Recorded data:
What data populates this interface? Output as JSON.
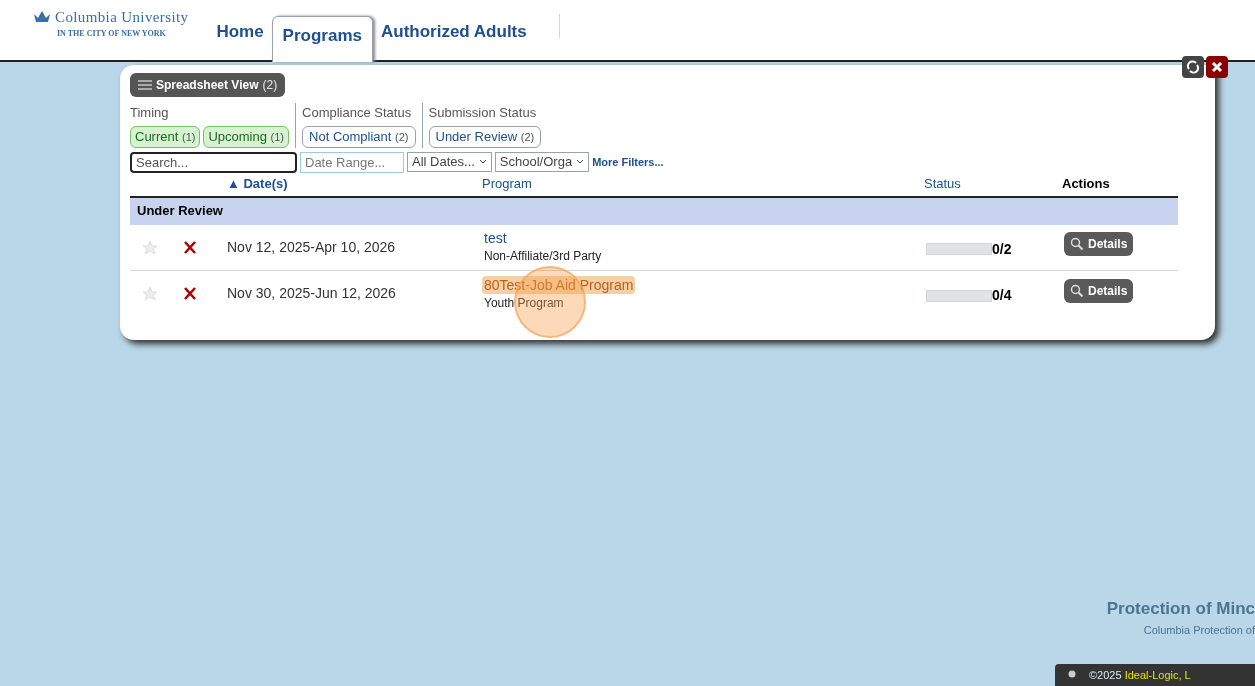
{
  "logo": {
    "name": "Columbia University",
    "tagline": "IN THE CITY OF NEW YORK"
  },
  "tabs": [
    {
      "label": "Home",
      "selected": false
    },
    {
      "label": "Programs",
      "selected": true
    },
    {
      "label": "Authorized Adults",
      "selected": false
    }
  ],
  "spreadsheet_button": {
    "label": "Spreadsheet View",
    "count": "(2)"
  },
  "filter_groups": [
    {
      "title": "Timing",
      "chips": [
        {
          "label": "Current",
          "count": "(1)",
          "kind": "timing"
        },
        {
          "label": "Upcoming",
          "count": "(1)",
          "kind": "timing"
        }
      ]
    },
    {
      "title": "Compliance Status",
      "chips": [
        {
          "label": "Not Compliant",
          "count": "(2)",
          "kind": "status"
        }
      ]
    },
    {
      "title": "Submission Status",
      "chips": [
        {
          "label": "Under Review",
          "count": "(2)",
          "kind": "status"
        }
      ]
    }
  ],
  "filters": {
    "search_placeholder": "Search...",
    "date_range_placeholder": "Date Range...",
    "dates_select": "All Dates...",
    "school_select": "School/Orga",
    "more_filters": "More Filters..."
  },
  "table": {
    "columns": [
      "▲ Date(s)",
      "Program",
      "Status",
      "Actions"
    ],
    "group": "Under Review",
    "rows": [
      {
        "dates": "Nov 12, 2025-Apr 10, 2026",
        "program": "test",
        "program_type": "Non-Affiliate/3rd Party",
        "level": 0,
        "progress": "0/2",
        "action": "Details",
        "highlighted": false
      },
      {
        "dates": "Nov 30, 2025-Jun 12, 2026",
        "program": "80Test-Job Aid Program",
        "program_type": "Youth Program",
        "level": 0,
        "progress": "0/4",
        "action": "Details",
        "highlighted": true
      }
    ]
  },
  "footer": {
    "title": "Protection of Minc",
    "subtitle": "Columbia Protection of",
    "copyright": "©2025",
    "company": "Ideal-Logic, L"
  }
}
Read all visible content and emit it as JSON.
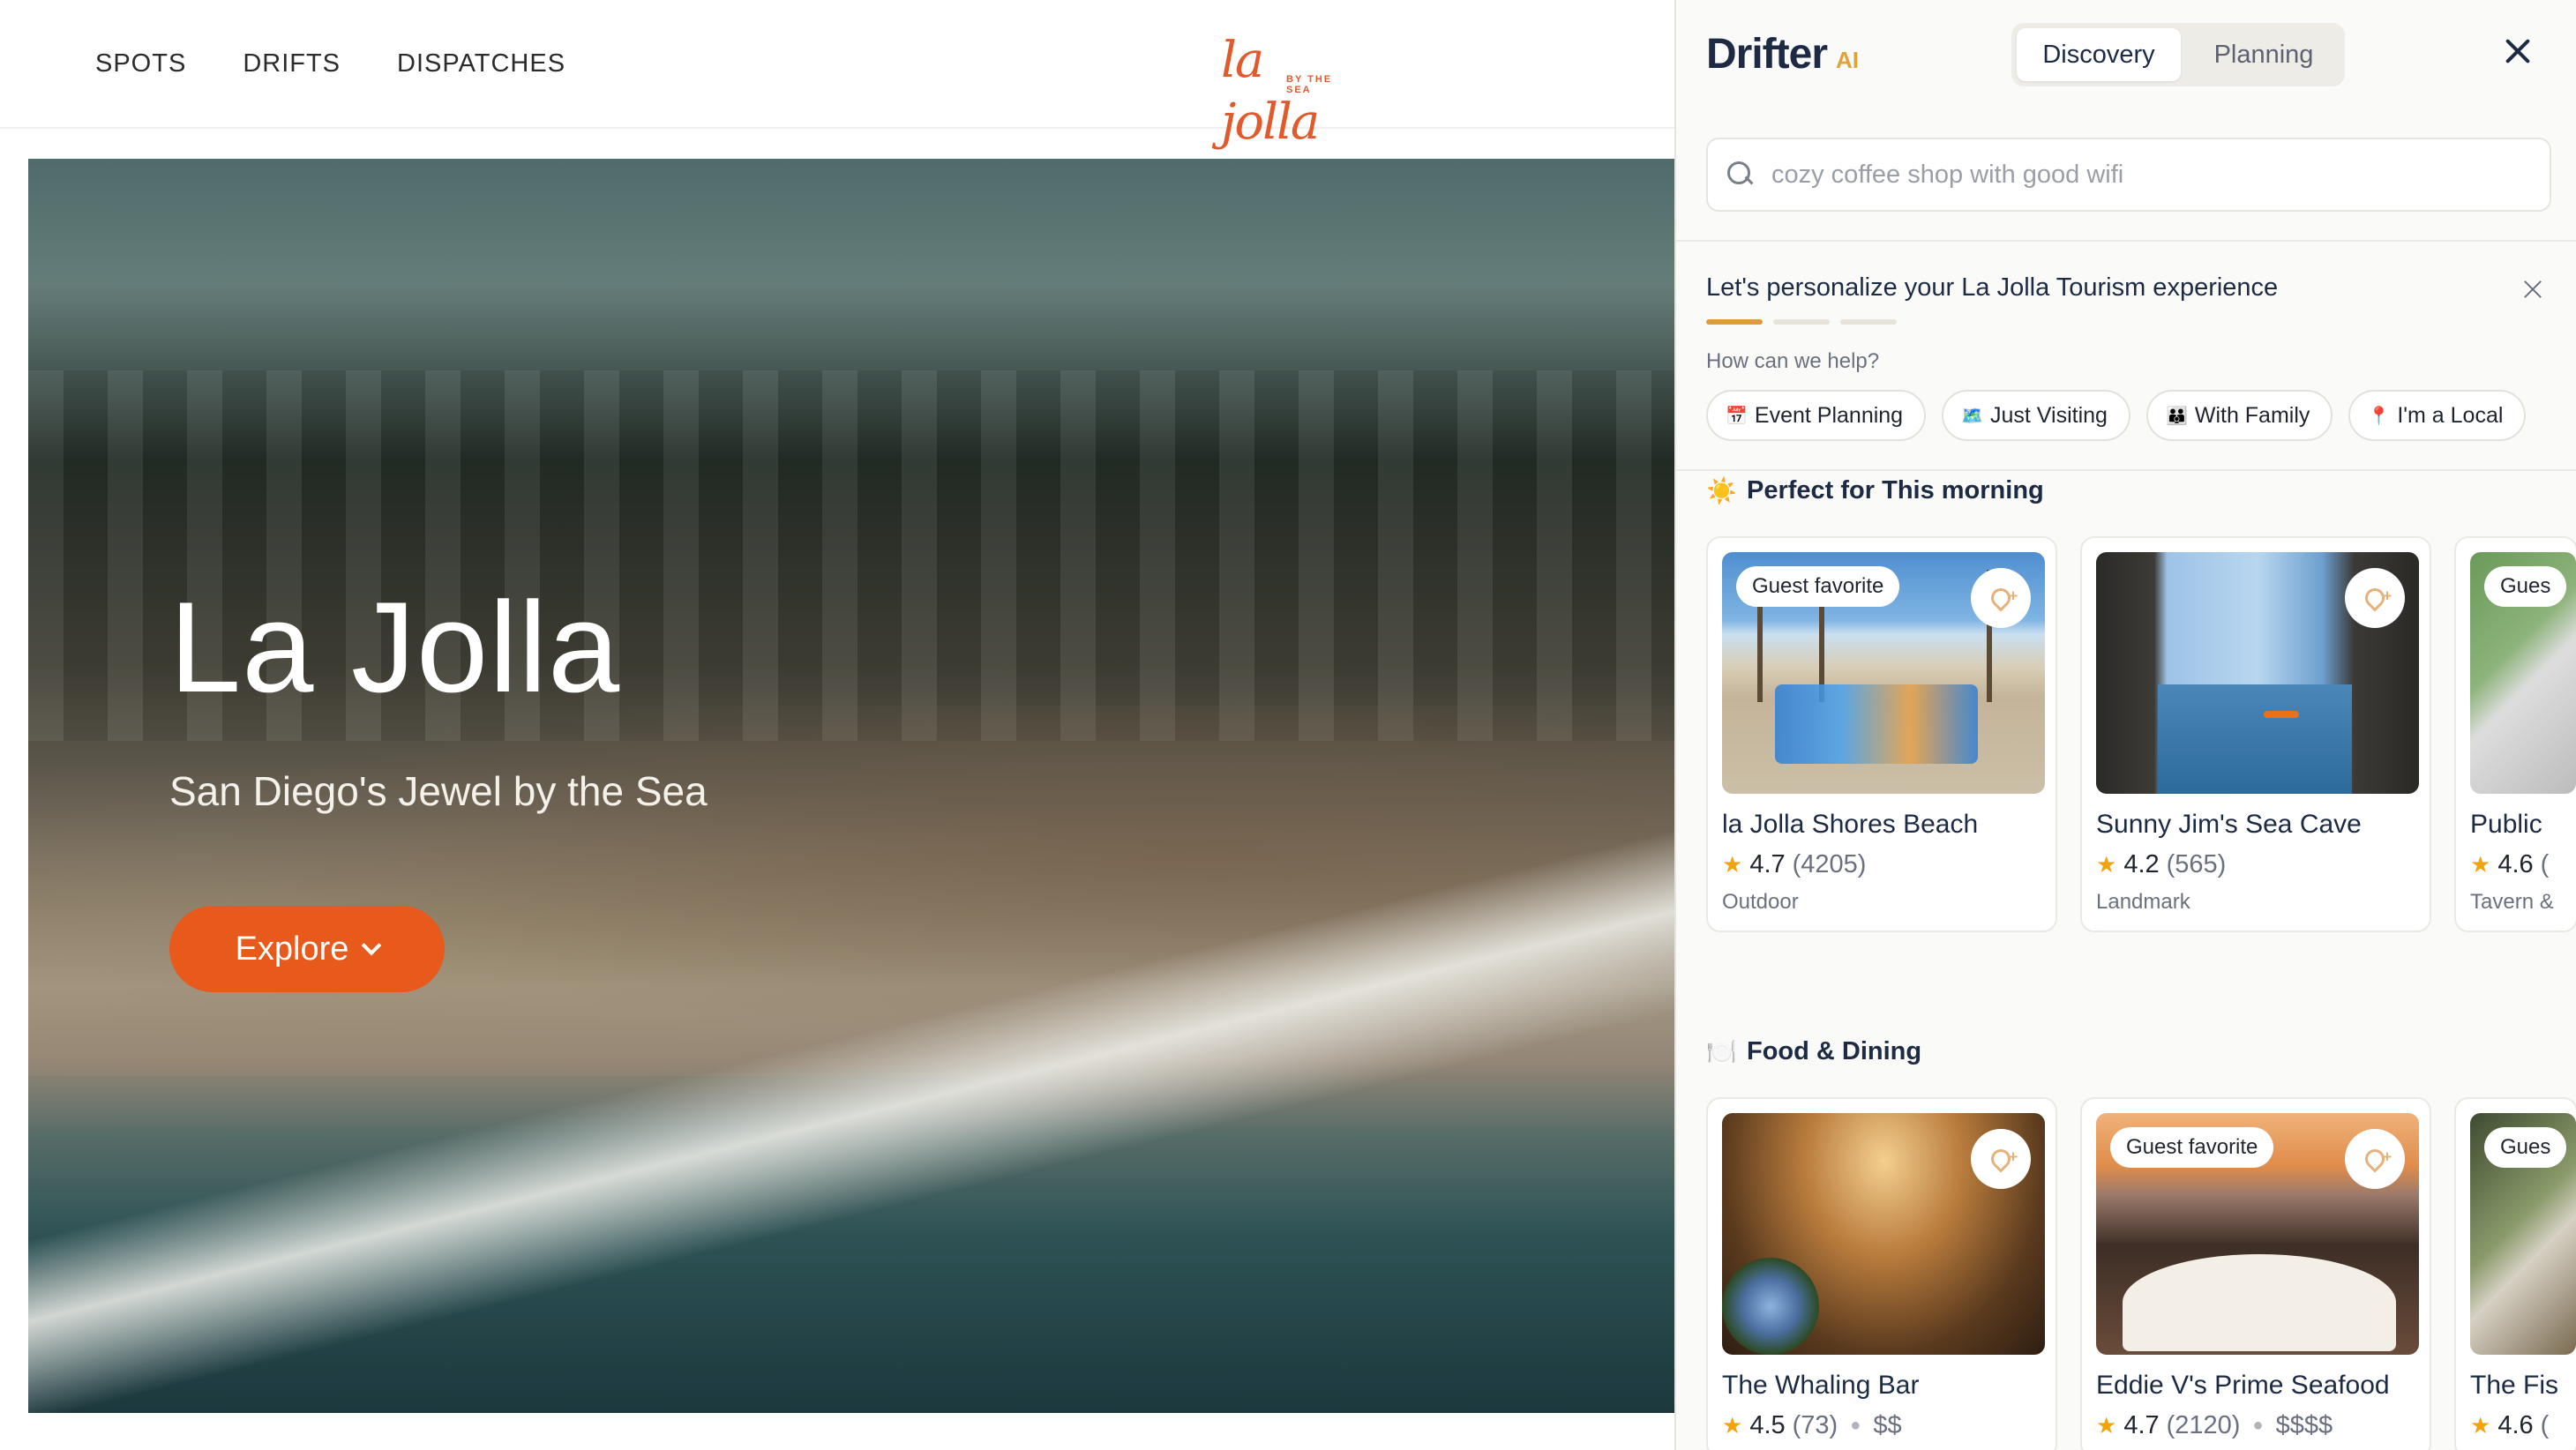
{
  "site": {
    "nav": [
      "SPOTS",
      "DRIFTS",
      "DISPATCHES"
    ],
    "logo_text": "la jolla",
    "logo_tagline": "BY THE SEA",
    "hero_title": "La Jolla",
    "hero_subtitle": "San Diego's Jewel by the Sea",
    "explore_label": "Explore"
  },
  "panel": {
    "brand": "Drifter",
    "brand_suffix": "AI",
    "tabs": {
      "discovery": "Discovery",
      "planning": "Planning"
    },
    "search_placeholder": "cozy coffee shop with good wifi",
    "personalize": {
      "title": "Let's personalize your La Jolla Tourism experience",
      "progress": {
        "step": 1,
        "total": 3
      },
      "question": "How can we help?",
      "options": [
        {
          "icon": "📅",
          "label": "Event Planning"
        },
        {
          "icon": "🗺️",
          "label": "Just Visiting"
        },
        {
          "icon": "👪",
          "label": "With Family"
        },
        {
          "icon": "📍",
          "label": "I'm a Local"
        }
      ]
    },
    "sections": [
      {
        "icon": "☀️",
        "title": "Perfect for This morning",
        "cards": [
          {
            "badge": "Guest favorite",
            "name": "la Jolla Shores Beach",
            "rating": "4.7",
            "count": "(4205)",
            "category": "Outdoor"
          },
          {
            "badge": "",
            "name": "Sunny Jim's Sea Cave",
            "rating": "4.2",
            "count": "(565)",
            "category": "Landmark"
          },
          {
            "badge": "Gues",
            "name": "Public",
            "rating": "4.6",
            "count": "(",
            "category": "Tavern &"
          }
        ]
      },
      {
        "icon": "🍽️",
        "title": "Food & Dining",
        "cards": [
          {
            "badge": "",
            "name": "The Whaling Bar",
            "rating": "4.5",
            "count": "(73)",
            "price": "$$"
          },
          {
            "badge": "Guest favorite",
            "name": "Eddie V's Prime Seafood",
            "rating": "4.7",
            "count": "(2120)",
            "price": "$$$$"
          },
          {
            "badge": "Gues",
            "name": "The Fis",
            "rating": "4.6",
            "count": "("
          }
        ]
      }
    ],
    "colors": {
      "accent": "#e8591c",
      "brand_navy": "#1d2a44",
      "ai_gold": "#e1a13b",
      "star": "#f2a40f"
    }
  }
}
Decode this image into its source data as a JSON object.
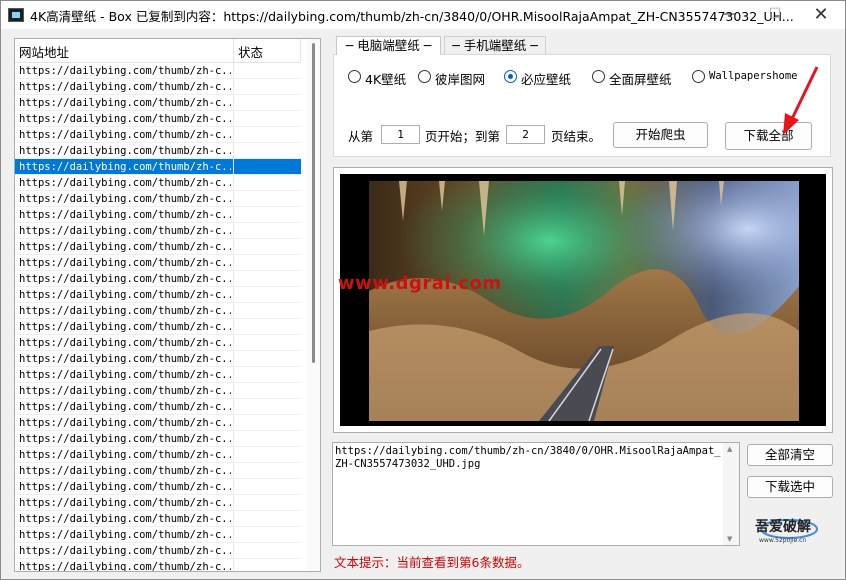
{
  "window": {
    "title": "4K高清壁纸 - Box   已复制到内容：https://dailybing.com/thumb/zh-cn/3840/0/OHR.MisoolRajaAmpat_ZH-CN3557473032_UH...",
    "minimize": "—",
    "maximize": "☐",
    "close": "✕"
  },
  "list": {
    "columns": [
      "网站地址",
      "状态"
    ],
    "row_text": "https://dailybing.com/thumb/zh-c...",
    "row_count": 32,
    "selected_index": 6
  },
  "tabs": [
    {
      "label": "电脑端壁纸",
      "active": true
    },
    {
      "label": "手机端壁纸",
      "active": false
    }
  ],
  "sources": [
    {
      "label": "4K壁纸",
      "checked": false
    },
    {
      "label": "彼岸图网",
      "checked": false
    },
    {
      "label": "必应壁纸",
      "checked": true
    },
    {
      "label": "全面屏壁纸",
      "checked": false
    },
    {
      "label": "Wallpapershome",
      "checked": false
    }
  ],
  "range": {
    "from_label": "从第",
    "start_value": "1",
    "start_suffix": "页开始；到第",
    "end_value": "2",
    "end_suffix": "页结束。"
  },
  "buttons": {
    "start": "开始爬虫",
    "download_all": "下载全部",
    "clear_all": "全部清空",
    "download_selected": "下载选中"
  },
  "preview": {
    "watermark": "www.dgrai.com"
  },
  "textbox": {
    "value": "https://dailybing.com/thumb/zh-cn/3840/0/OHR.MisoolRajaAmpat_ZH-CN3557473032_UHD.jpg"
  },
  "logo": {
    "text": "吾爱破解",
    "subtext": "www.52pojie.cn"
  },
  "status": {
    "text": "文本提示：当前查看到第6条数据。"
  },
  "colors": {
    "selection": "#0078d7",
    "status_red": "#d40000",
    "arrow_red": "#e8141b",
    "radio_blue": "#0060c0"
  }
}
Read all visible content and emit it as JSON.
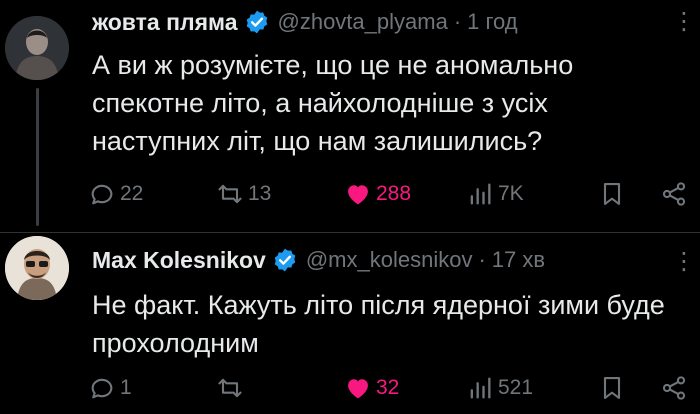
{
  "tweets": [
    {
      "name": "жовта пляма",
      "handle": "@zhovta_plyama",
      "dot": "·",
      "time": "1 год",
      "text": "А ви ж розумієте, що це не аномально спекотне літо, а найхолодніше з усіх наступних літ, що нам залишились?",
      "replies": "22",
      "reposts": "13",
      "likes": "288",
      "views": "7K",
      "liked": true
    },
    {
      "name": "Max Kolesnikov",
      "handle": "@mx_kolesnikov",
      "dot": "·",
      "time": "17 хв",
      "text": "Не факт. Кажуть літо після ядерної зими буде прохолодним",
      "replies": "1",
      "reposts": "",
      "likes": "32",
      "views": "521",
      "liked": true
    }
  ],
  "icons": {
    "verified": "verified-badge-icon",
    "reply": "reply-icon",
    "repost": "repost-icon",
    "like": "heart-icon",
    "views": "views-icon",
    "bookmark": "bookmark-icon",
    "share": "share-icon",
    "more": "more-icon"
  },
  "colors": {
    "background": "#000000",
    "text": "#e7e9ea",
    "muted": "#71767b",
    "verified": "#1d9bf0",
    "like": "#f91880"
  }
}
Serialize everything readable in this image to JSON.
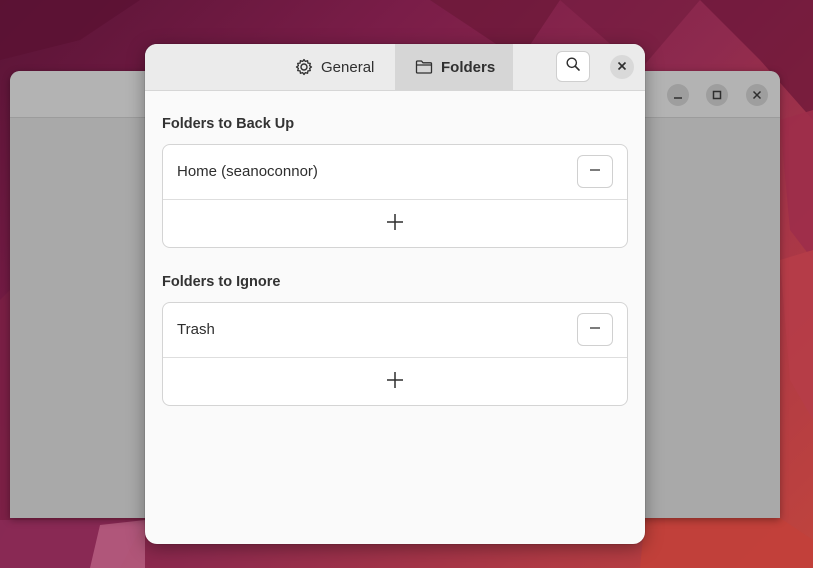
{
  "dialog": {
    "tabs": [
      {
        "label": "General",
        "icon": "gear-icon",
        "selected": false
      },
      {
        "label": "Folders",
        "icon": "folder-icon",
        "selected": true
      }
    ],
    "search_icon": "search-icon",
    "close_icon": "close-icon"
  },
  "backup": {
    "title": "Folders to Back Up",
    "items": [
      {
        "label": "Home (seanoconnor)",
        "remove_icon": "minus-icon"
      }
    ],
    "add_icon": "plus-icon"
  },
  "ignore": {
    "title": "Folders to Ignore",
    "items": [
      {
        "label": "Trash",
        "remove_icon": "minus-icon"
      }
    ],
    "add_icon": "plus-icon"
  },
  "parent_window": {
    "controls": [
      "minimize-icon",
      "maximize-icon",
      "close-icon"
    ]
  },
  "colors": {
    "wallpaper": "#8e2a4e",
    "dialog_bg": "#fafafa",
    "header_bg": "#ebebeb",
    "selected_tab_bg": "#d6d6d6"
  }
}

**Given task**
Copy exactly the lines from the line containing "Serialize everything readable" through the last line of the records above, both included, and leave out any pictures.

**Solved problem**
Serialize everything readable in this image to JSON.
{
  "dialog": {
    "tabs": [
      {
        "label": "General",
        "icon": "gear-icon",
        "selected": false
      },
      {
        "label": "Folders",
        "icon": "folder-icon",
        "selected": true
      }
    ],
    "search_icon": "search-icon",
    "close_icon": "close-icon"
  },
  "backup": {
    "title": "Folders to Back Up",
    "items": [
      {
        "label": "Home (seanoconnor)",
        "remove_icon": "minus-icon"
      }
    ],
    "add_icon": "plus-icon"
  },
  "ignore": {
    "title": "Folders to Ignore",
    "items": [
      {
        "label": "Trash",
        "remove_icon": "minus-icon"
      }
    ],
    "add_icon": "plus-icon"
  },
  "parent_window": {
    "controls": [
      "minimize-icon",
      "maximize-icon",
      "close-icon"
    ]
  },
  "colors": {
    "wallpaper": "#8e2a4e",
    "dialog_bg": "#fafafa",
    "header_bg": "#ebebeb",
    "selected_tab_bg": "#d6d6d6"
  }
}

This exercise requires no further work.